■ **THE RECORDS**
--- BEGIN ---
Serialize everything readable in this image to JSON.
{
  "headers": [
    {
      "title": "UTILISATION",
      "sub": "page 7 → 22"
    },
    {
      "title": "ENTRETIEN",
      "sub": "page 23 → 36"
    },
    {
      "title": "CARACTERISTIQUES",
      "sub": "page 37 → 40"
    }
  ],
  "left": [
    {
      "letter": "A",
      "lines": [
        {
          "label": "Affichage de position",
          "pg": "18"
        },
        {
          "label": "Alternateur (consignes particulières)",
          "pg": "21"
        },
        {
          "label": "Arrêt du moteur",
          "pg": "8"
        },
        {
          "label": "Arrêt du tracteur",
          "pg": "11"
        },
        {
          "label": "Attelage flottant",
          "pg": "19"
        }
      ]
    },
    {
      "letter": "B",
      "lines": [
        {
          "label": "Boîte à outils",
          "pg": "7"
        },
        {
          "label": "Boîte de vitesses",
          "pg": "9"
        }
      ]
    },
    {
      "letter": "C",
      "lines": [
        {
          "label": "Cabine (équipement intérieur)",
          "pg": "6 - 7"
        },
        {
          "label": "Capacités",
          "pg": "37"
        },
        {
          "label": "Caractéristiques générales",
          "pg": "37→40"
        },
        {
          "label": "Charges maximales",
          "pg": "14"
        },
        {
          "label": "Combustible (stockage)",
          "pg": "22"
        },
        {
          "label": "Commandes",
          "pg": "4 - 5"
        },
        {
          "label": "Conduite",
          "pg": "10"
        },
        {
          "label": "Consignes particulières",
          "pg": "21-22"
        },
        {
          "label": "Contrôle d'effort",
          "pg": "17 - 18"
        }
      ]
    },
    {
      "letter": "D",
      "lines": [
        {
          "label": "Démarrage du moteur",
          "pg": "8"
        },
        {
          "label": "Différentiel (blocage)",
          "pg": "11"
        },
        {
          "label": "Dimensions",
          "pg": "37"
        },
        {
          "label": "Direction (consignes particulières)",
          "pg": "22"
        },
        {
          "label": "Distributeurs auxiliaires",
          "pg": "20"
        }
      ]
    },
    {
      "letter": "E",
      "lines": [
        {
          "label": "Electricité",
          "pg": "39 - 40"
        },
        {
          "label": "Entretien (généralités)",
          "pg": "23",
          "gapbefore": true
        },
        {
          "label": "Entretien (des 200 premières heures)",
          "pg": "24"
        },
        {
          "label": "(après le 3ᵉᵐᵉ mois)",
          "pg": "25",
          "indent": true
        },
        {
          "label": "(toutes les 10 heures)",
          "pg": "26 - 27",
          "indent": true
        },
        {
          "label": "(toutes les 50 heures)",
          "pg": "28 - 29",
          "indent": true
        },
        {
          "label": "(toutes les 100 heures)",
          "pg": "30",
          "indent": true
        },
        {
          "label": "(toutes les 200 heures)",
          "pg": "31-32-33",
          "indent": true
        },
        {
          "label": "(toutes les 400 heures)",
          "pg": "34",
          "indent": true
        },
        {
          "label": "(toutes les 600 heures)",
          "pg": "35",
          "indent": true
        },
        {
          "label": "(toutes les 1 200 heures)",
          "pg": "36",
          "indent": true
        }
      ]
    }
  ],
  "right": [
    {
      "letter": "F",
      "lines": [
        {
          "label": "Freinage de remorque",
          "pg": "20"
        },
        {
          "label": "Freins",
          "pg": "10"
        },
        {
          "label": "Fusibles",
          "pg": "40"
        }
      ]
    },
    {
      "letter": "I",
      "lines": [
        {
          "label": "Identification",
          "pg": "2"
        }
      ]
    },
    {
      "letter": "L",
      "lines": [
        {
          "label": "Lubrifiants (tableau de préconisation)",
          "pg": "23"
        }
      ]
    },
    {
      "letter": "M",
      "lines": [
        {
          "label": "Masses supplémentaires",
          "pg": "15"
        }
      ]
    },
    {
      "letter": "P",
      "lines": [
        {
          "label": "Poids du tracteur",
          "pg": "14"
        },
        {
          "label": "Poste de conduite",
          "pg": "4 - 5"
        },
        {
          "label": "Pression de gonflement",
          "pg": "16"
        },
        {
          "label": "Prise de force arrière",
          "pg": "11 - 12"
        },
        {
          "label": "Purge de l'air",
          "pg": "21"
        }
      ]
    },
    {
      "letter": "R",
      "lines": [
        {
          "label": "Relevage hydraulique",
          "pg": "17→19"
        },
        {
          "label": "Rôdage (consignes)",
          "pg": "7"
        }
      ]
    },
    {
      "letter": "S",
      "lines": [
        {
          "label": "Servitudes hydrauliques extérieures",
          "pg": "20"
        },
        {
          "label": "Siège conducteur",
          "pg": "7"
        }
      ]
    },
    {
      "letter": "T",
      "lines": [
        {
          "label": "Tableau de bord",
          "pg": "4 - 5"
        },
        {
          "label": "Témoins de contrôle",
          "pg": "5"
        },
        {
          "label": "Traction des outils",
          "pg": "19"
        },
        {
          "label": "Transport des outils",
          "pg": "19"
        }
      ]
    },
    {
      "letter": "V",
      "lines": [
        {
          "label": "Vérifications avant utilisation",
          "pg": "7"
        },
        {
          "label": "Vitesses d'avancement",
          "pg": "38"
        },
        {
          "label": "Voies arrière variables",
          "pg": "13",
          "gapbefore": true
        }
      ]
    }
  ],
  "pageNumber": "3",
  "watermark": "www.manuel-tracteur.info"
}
--- END ---
■ **TASK**
Copy out every entry again, exactly as it was given.

■ **REPLY TO THE TASK**
Serialize everything readable in this image to JSON.
{
  "headers": [
    {
      "title": "UTILISATION",
      "sub": "page 7 → 22"
    },
    {
      "title": "ENTRETIEN",
      "sub": "page 23 → 36"
    },
    {
      "title": "CARACTERISTIQUES",
      "sub": "page 37 → 40"
    }
  ],
  "left": [
    {
      "letter": "A",
      "lines": [
        {
          "label": "Affichage de position",
          "pg": "18"
        },
        {
          "label": "Alternateur (consignes particulières)",
          "pg": "21"
        },
        {
          "label": "Arrêt du moteur",
          "pg": "8"
        },
        {
          "label": "Arrêt du tracteur",
          "pg": "11"
        },
        {
          "label": "Attelage flottant",
          "pg": "19"
        }
      ]
    },
    {
      "letter": "B",
      "lines": [
        {
          "label": "Boîte à outils",
          "pg": "7"
        },
        {
          "label": "Boîte de vitesses",
          "pg": "9"
        }
      ]
    },
    {
      "letter": "C",
      "lines": [
        {
          "label": "Cabine (équipement intérieur)",
          "pg": "6 - 7"
        },
        {
          "label": "Capacités",
          "pg": "37"
        },
        {
          "label": "Caractéristiques générales",
          "pg": "37→40"
        },
        {
          "label": "Charges maximales",
          "pg": "14"
        },
        {
          "label": "Combustible (stockage)",
          "pg": "22"
        },
        {
          "label": "Commandes",
          "pg": "4 - 5"
        },
        {
          "label": "Conduite",
          "pg": "10"
        },
        {
          "label": "Consignes particulières",
          "pg": "21-22"
        },
        {
          "label": "Contrôle d'effort",
          "pg": "17 - 18"
        }
      ]
    },
    {
      "letter": "D",
      "lines": [
        {
          "label": "Démarrage du moteur",
          "pg": "8"
        },
        {
          "label": "Différentiel (blocage)",
          "pg": "11"
        },
        {
          "label": "Dimensions",
          "pg": "37"
        },
        {
          "label": "Direction (consignes particulières)",
          "pg": "22"
        },
        {
          "label": "Distributeurs auxiliaires",
          "pg": "20"
        }
      ]
    },
    {
      "letter": "E",
      "lines": [
        {
          "label": "Electricité",
          "pg": "39 - 40"
        },
        {
          "label": "Entretien (généralités)",
          "pg": "23",
          "gapbefore": true
        },
        {
          "label": "Entretien (des 200 premières heures)",
          "pg": "24"
        },
        {
          "label": "(après le 3ᵉᵐᵉ mois)",
          "pg": "25",
          "indent": true
        },
        {
          "label": "(toutes les 10 heures)",
          "pg": "26 - 27",
          "indent": true
        },
        {
          "label": "(toutes les 50 heures)",
          "pg": "28 - 29",
          "indent": true
        },
        {
          "label": "(toutes les 100 heures)",
          "pg": "30",
          "indent": true
        },
        {
          "label": "(toutes les 200 heures)",
          "pg": "31-32-33",
          "indent": true
        },
        {
          "label": "(toutes les 400 heures)",
          "pg": "34",
          "indent": true
        },
        {
          "label": "(toutes les 600 heures)",
          "pg": "35",
          "indent": true
        },
        {
          "label": "(toutes les 1 200 heures)",
          "pg": "36",
          "indent": true
        }
      ]
    }
  ],
  "right": [
    {
      "letter": "F",
      "lines": [
        {
          "label": "Freinage de remorque",
          "pg": "20"
        },
        {
          "label": "Freins",
          "pg": "10"
        },
        {
          "label": "Fusibles",
          "pg": "40"
        }
      ]
    },
    {
      "letter": "I",
      "lines": [
        {
          "label": "Identification",
          "pg": "2"
        }
      ]
    },
    {
      "letter": "L",
      "lines": [
        {
          "label": "Lubrifiants (tableau de préconisation)",
          "pg": "23"
        }
      ]
    },
    {
      "letter": "M",
      "lines": [
        {
          "label": "Masses supplémentaires",
          "pg": "15"
        }
      ]
    },
    {
      "letter": "P",
      "lines": [
        {
          "label": "Poids du tracteur",
          "pg": "14"
        },
        {
          "label": "Poste de conduite",
          "pg": "4 - 5"
        },
        {
          "label": "Pression de gonflement",
          "pg": "16"
        },
        {
          "label": "Prise de force arrière",
          "pg": "11 - 12"
        },
        {
          "label": "Purge de l'air",
          "pg": "21"
        }
      ]
    },
    {
      "letter": "R",
      "lines": [
        {
          "label": "Relevage hydraulique",
          "pg": "17→19"
        },
        {
          "label": "Rôdage (consignes)",
          "pg": "7"
        }
      ]
    },
    {
      "letter": "S",
      "lines": [
        {
          "label": "Servitudes hydrauliques extérieures",
          "pg": "20"
        },
        {
          "label": "Siège conducteur",
          "pg": "7"
        }
      ]
    },
    {
      "letter": "T",
      "lines": [
        {
          "label": "Tableau de bord",
          "pg": "4 - 5"
        },
        {
          "label": "Témoins de contrôle",
          "pg": "5"
        },
        {
          "label": "Traction des outils",
          "pg": "19"
        },
        {
          "label": "Transport des outils",
          "pg": "19"
        }
      ]
    },
    {
      "letter": "V",
      "lines": [
        {
          "label": "Vérifications avant utilisation",
          "pg": "7"
        },
        {
          "label": "Vitesses d'avancement",
          "pg": "38"
        },
        {
          "label": "Voies arrière variables",
          "pg": "13",
          "gapbefore": true
        }
      ]
    }
  ],
  "pageNumber": "3",
  "watermark": "www.manuel-tracteur.info"
}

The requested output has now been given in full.